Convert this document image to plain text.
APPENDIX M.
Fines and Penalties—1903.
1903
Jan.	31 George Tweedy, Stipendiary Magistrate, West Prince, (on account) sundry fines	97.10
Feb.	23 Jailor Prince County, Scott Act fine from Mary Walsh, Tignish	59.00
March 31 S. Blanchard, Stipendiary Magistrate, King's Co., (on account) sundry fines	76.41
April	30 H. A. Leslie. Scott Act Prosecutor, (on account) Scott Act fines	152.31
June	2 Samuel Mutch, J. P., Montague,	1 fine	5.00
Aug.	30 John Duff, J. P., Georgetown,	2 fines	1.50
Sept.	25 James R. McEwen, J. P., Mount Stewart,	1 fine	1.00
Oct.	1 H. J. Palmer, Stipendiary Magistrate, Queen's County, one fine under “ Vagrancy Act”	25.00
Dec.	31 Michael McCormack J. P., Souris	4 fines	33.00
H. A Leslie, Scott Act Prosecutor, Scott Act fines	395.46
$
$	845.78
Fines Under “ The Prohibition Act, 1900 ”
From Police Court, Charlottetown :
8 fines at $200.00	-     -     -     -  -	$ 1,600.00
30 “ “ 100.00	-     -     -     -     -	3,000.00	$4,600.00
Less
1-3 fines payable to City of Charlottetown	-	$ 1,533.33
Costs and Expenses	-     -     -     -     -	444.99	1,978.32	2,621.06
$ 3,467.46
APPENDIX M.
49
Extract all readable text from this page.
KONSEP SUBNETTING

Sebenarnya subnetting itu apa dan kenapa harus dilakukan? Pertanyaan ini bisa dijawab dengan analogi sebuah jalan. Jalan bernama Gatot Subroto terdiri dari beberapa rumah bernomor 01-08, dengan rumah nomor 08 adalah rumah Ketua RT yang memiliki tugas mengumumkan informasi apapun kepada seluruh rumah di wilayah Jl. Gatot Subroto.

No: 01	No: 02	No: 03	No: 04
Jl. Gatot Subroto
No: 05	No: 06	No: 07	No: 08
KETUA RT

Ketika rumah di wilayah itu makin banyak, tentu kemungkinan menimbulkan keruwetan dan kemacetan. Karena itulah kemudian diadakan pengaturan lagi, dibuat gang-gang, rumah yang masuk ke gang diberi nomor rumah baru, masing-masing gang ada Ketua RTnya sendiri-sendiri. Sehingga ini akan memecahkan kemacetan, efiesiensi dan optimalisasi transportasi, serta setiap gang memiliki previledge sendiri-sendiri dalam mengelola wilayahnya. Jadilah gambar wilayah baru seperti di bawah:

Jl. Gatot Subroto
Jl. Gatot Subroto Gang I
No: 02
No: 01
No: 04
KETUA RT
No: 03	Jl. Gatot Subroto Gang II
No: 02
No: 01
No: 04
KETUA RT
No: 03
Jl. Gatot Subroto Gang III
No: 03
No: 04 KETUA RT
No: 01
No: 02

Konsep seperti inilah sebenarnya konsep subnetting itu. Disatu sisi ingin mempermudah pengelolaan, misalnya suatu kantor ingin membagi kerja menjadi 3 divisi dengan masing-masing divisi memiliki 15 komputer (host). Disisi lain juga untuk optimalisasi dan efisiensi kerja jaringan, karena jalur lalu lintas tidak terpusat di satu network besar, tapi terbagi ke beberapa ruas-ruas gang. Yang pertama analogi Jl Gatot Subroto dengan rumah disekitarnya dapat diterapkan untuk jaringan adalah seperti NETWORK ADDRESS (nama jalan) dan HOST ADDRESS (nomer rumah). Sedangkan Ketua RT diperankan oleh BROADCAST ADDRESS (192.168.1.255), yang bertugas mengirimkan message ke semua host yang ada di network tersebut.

### PROBLEM TO WORK ON
Every entry should be printed again exactly as written.

### COMPLETED EXERCISE
Convert this document image to plain text.
APPENDIX M.
Fines and Penalties—1903.
1903
Jan.	31 George Tweedy, Stipendiary Magistrate, West Prince, (on account) sundry fines	97.10
Feb.	23 Jailor Prince County, Scott Act fine from Mary Walsh, Tignish	59.00
March 31 S. Blanchard, Stipendiary Magistrate, King's Co., (on account) sundry fines	76.41
April	30 H. A. Leslie. Scott Act Prosecutor, (on account) Scott Act fines	152.31
June	2 Samuel Mutch, J. P., Montague,	1 fine	5.00
Aug.	30 John Duff, J. P., Georgetown,	2 fines	1.50
Sept.	25 James R. McEwen, J. P., Mount Stewart,	1 fine	1.00
Oct.	1 H. J. Palmer, Stipendiary Magistrate, Queen's County, one fine under “ Vagrancy Act”	25.00
Dec.	31 Michael McCormack J. P., Souris	4 fines	33.00
H. A Leslie, Scott Act Prosecutor, Scott Act fines	395.46
$
$	845.78
Fines Under “ The Prohibition Act, 1900 ”
From Police Court, Charlottetown :
8 fines at $200.00	-     -     -     -  -	$ 1,600.00
30 “ “ 100.00	-     -     -     -     -	3,000.00	$4,600.00
Less
1-3 fines payable to City of Charlottetown	-	$ 1,533.33
Costs and Expenses	-     -     -     -     -	444.99	1,978.32	2,621.06
$ 3,467.46
APPENDIX M.
49
Extract all readable text from this page.
KONSEP SUBNETTING

Sebenarnya subnetting itu apa dan kenapa harus dilakukan? Pertanyaan ini bisa dijawab dengan analogi sebuah jalan. Jalan bernama Gatot Subroto terdiri dari beberapa rumah bernomor 01-08, dengan rumah nomor 08 adalah rumah Ketua RT yang memiliki tugas mengumumkan informasi apapun kepada seluruh rumah di wilayah Jl. Gatot Subroto.

No: 01	No: 02	No: 03	No: 04
Jl. Gatot Subroto
No: 05	No: 06	No: 07	No: 08
KETUA RT

Ketika rumah di wilayah itu makin banyak, tentu kemungkinan menimbulkan keruwetan dan kemacetan. Karena itulah kemudian diadakan pengaturan lagi, dibuat gang-gang, rumah yang masuk ke gang diberi nomor rumah baru, masing-masing gang ada Ketua RTnya sendiri-sendiri. Sehingga ini akan memecahkan kemacetan, efiesiensi dan optimalisasi transportasi, serta setiap gang memiliki previledge sendiri-sendiri dalam mengelola wilayahnya. Jadilah gambar wilayah baru seperti di bawah:

Jl. Gatot Subroto
Jl. Gatot Subroto Gang I
No: 02
No: 01
No: 04
KETUA RT
No: 03	Jl. Gatot Subroto Gang II
No: 02
No: 01
No: 04
KETUA RT
No: 03
Jl. Gatot Subroto Gang III
No: 03
No: 04 KETUA RT
No: 01
No: 02

Konsep seperti inilah sebenarnya konsep subnetting itu. Disatu sisi ingin mempermudah pengelolaan, misalnya suatu kantor ingin membagi kerja menjadi 3 divisi dengan masing-masing divisi memiliki 15 komputer (host). Disisi lain juga untuk optimalisasi dan efisiensi kerja jaringan, karena jalur lalu lintas tidak terpusat di satu network besar, tapi terbagi ke beberapa ruas-ruas gang. Yang pertama analogi Jl Gatot Subroto dengan rumah disekitarnya dapat diterapkan untuk jaringan adalah seperti NETWORK ADDRESS (nama jalan) dan HOST ADDRESS (nomer rumah). Sedangkan Ketua RT diperankan oleh BROADCAST ADDRESS (192.168.1.255), yang bertugas mengirimkan message ke semua host yang ada di network tersebut.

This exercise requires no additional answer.